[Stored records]

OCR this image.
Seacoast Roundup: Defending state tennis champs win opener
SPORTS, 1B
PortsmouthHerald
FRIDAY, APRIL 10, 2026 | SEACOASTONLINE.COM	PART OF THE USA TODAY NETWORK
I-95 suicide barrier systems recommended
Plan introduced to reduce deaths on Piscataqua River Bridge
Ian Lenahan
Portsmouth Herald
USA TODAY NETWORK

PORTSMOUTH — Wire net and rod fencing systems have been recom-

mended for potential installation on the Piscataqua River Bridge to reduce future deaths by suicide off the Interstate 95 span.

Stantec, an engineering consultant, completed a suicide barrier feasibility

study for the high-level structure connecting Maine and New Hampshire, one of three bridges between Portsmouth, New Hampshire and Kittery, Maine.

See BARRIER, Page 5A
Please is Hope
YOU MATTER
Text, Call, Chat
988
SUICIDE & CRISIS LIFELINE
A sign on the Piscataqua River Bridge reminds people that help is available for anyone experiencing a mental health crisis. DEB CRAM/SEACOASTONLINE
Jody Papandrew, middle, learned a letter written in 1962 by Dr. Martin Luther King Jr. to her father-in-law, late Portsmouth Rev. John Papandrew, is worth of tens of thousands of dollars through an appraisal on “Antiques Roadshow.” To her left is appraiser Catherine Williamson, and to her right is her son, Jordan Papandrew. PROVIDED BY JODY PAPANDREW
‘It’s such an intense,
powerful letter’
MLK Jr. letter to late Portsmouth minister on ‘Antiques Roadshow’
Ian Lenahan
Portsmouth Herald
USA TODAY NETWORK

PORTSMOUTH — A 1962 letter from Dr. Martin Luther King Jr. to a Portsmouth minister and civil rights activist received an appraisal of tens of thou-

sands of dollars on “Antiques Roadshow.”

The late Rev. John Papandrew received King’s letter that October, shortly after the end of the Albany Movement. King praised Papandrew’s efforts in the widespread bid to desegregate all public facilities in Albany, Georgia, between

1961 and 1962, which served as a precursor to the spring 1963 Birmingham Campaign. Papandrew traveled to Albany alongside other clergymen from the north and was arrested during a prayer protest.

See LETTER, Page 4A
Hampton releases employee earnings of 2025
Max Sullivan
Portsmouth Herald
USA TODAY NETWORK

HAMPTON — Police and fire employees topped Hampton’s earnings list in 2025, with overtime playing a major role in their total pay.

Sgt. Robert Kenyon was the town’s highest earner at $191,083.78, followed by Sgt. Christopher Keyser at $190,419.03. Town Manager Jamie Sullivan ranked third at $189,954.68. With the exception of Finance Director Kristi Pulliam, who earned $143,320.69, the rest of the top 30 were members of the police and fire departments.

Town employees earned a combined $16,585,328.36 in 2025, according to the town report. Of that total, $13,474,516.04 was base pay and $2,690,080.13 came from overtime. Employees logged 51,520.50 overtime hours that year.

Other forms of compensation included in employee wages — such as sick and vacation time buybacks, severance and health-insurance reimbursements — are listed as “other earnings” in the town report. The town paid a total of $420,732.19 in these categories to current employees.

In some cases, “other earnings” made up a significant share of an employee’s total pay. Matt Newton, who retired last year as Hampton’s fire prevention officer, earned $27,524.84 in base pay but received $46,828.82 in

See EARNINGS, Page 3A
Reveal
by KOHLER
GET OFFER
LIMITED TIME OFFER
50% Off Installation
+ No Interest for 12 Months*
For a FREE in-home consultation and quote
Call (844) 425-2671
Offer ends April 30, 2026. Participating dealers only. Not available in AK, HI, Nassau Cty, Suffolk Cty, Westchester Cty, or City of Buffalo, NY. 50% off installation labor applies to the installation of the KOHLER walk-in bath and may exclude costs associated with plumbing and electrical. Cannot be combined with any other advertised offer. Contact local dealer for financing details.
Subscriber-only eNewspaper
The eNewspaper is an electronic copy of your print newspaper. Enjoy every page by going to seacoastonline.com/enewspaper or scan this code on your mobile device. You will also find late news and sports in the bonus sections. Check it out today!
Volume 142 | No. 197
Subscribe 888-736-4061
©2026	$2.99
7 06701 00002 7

- [THE PROBLEM]
Print the entries exactly. Include every one.

- [WRITTEN SOLUTION]
OCR this image.
Seacoast Roundup: Defending state tennis champs win opener
SPORTS, 1B
PortsmouthHerald
FRIDAY, APRIL 10, 2026 | SEACOASTONLINE.COM	PART OF THE USA TODAY NETWORK
I-95 suicide barrier systems recommended
Plan introduced to reduce deaths on Piscataqua River Bridge
Ian Lenahan
Portsmouth Herald
USA TODAY NETWORK

PORTSMOUTH — Wire net and rod fencing systems have been recom-

mended for potential installation on the Piscataqua River Bridge to reduce future deaths by suicide off the Interstate 95 span.

Stantec, an engineering consultant, completed a suicide barrier feasibility

study for the high-level structure connecting Maine and New Hampshire, one of three bridges between Portsmouth, New Hampshire and Kittery, Maine.

See BARRIER, Page 5A
Please is Hope
YOU MATTER
Text, Call, Chat
988
SUICIDE & CRISIS LIFELINE
A sign on the Piscataqua River Bridge reminds people that help is available for anyone experiencing a mental health crisis. DEB CRAM/SEACOASTONLINE
Jody Papandrew, middle, learned a letter written in 1962 by Dr. Martin Luther King Jr. to her father-in-law, late Portsmouth Rev. John Papandrew, is worth of tens of thousands of dollars through an appraisal on “Antiques Roadshow.” To her left is appraiser Catherine Williamson, and to her right is her son, Jordan Papandrew. PROVIDED BY JODY PAPANDREW
‘It’s such an intense,
powerful letter’
MLK Jr. letter to late Portsmouth minister on ‘Antiques Roadshow’
Ian Lenahan
Portsmouth Herald
USA TODAY NETWORK

PORTSMOUTH — A 1962 letter from Dr. Martin Luther King Jr. to a Portsmouth minister and civil rights activist received an appraisal of tens of thou-

sands of dollars on “Antiques Roadshow.”

The late Rev. John Papandrew received King’s letter that October, shortly after the end of the Albany Movement. King praised Papandrew’s efforts in the widespread bid to desegregate all public facilities in Albany, Georgia, between

1961 and 1962, which served as a precursor to the spring 1963 Birmingham Campaign. Papandrew traveled to Albany alongside other clergymen from the north and was arrested during a prayer protest.

See LETTER, Page 4A
Hampton releases employee earnings of 2025
Max Sullivan
Portsmouth Herald
USA TODAY NETWORK

HAMPTON — Police and fire employees topped Hampton’s earnings list in 2025, with overtime playing a major role in their total pay.

Sgt. Robert Kenyon was the town’s highest earner at $191,083.78, followed by Sgt. Christopher Keyser at $190,419.03. Town Manager Jamie Sullivan ranked third at $189,954.68. With the exception of Finance Director Kristi Pulliam, who earned $143,320.69, the rest of the top 30 were members of the police and fire departments.

Town employees earned a combined $16,585,328.36 in 2025, according to the town report. Of that total, $13,474,516.04 was base pay and $2,690,080.13 came from overtime. Employees logged 51,520.50 overtime hours that year.

Other forms of compensation included in employee wages — such as sick and vacation time buybacks, severance and health-insurance reimbursements — are listed as “other earnings” in the town report. The town paid a total of $420,732.19 in these categories to current employees.

In some cases, “other earnings” made up a significant share of an employee’s total pay. Matt Newton, who retired last year as Hampton’s fire prevention officer, earned $27,524.84 in base pay but received $46,828.82 in

See EARNINGS, Page 3A
Reveal
by KOHLER
GET OFFER
LIMITED TIME OFFER
50% Off Installation
+ No Interest for 12 Months*
For a FREE in-home consultation and quote
Call (844) 425-2671
Offer ends April 30, 2026. Participating dealers only. Not available in AK, HI, Nassau Cty, Suffolk Cty, Westchester Cty, or City of Buffalo, NY. 50% off installation labor applies to the installation of the KOHLER walk-in bath and may exclude costs associated with plumbing and electrical. Cannot be combined with any other advertised offer. Contact local dealer for financing details.
Subscriber-only eNewspaper
The eNewspaper is an electronic copy of your print newspaper. Enjoy every page by going to seacoastonline.com/enewspaper or scan this code on your mobile device. You will also find late news and sports in the bonus sections. Check it out today!
Volume 142 | No. 197
Subscribe 888-736-4061
©2026	$2.99
7 06701 00002 7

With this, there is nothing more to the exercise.